(Records from a data collection)
———

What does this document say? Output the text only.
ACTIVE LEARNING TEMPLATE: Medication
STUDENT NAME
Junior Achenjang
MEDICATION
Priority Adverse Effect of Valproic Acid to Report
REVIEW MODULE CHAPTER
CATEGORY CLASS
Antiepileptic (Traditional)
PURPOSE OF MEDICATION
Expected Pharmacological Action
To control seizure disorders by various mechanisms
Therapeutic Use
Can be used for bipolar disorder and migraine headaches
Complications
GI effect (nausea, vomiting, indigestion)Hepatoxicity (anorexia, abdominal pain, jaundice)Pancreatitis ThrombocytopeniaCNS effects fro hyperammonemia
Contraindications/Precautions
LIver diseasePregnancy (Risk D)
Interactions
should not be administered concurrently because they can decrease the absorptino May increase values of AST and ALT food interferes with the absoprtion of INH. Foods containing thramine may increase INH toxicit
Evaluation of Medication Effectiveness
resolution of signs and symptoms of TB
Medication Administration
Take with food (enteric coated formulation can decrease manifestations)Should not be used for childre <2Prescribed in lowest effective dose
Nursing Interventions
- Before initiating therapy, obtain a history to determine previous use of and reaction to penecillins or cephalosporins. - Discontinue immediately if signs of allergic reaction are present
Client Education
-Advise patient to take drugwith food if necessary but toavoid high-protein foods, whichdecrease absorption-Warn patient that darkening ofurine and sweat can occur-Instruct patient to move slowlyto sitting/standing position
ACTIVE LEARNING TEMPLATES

———

ABOUT THIS EXERCISE:
Above are the records; reproduce all of them exactly.

TASK ANSWER:
What does this document say? Output the text only.
ACTIVE LEARNING TEMPLATE: Medication
STUDENT NAME
Junior Achenjang
MEDICATION
Priority Adverse Effect of Valproic Acid to Report
REVIEW MODULE CHAPTER
CATEGORY CLASS
Antiepileptic (Traditional)
PURPOSE OF MEDICATION
Expected Pharmacological Action
To control seizure disorders by various mechanisms
Therapeutic Use
Can be used for bipolar disorder and migraine headaches
Complications
GI effect (nausea, vomiting, indigestion)Hepatoxicity (anorexia, abdominal pain, jaundice)Pancreatitis ThrombocytopeniaCNS effects fro hyperammonemia
Contraindications/Precautions
LIver diseasePregnancy (Risk D)
Interactions
should not be administered concurrently because they can decrease the absorptino May increase values of AST and ALT food interferes with the absoprtion of INH. Foods containing thramine may increase INH toxicit
Evaluation of Medication Effectiveness
resolution of signs and symptoms of TB
Medication Administration
Take with food (enteric coated formulation can decrease manifestations)Should not be used for childre <2Prescribed in lowest effective dose
Nursing Interventions
- Before initiating therapy, obtain a history to determine previous use of and reaction to penecillins or cephalosporins. - Discontinue immediately if signs of allergic reaction are present
Client Education
-Advise patient to take drugwith food if necessary but toavoid high-protein foods, whichdecrease absorption-Warn patient that darkening ofurine and sweat can occur-Instruct patient to move slowlyto sitting/standing position
ACTIVE LEARNING TEMPLATES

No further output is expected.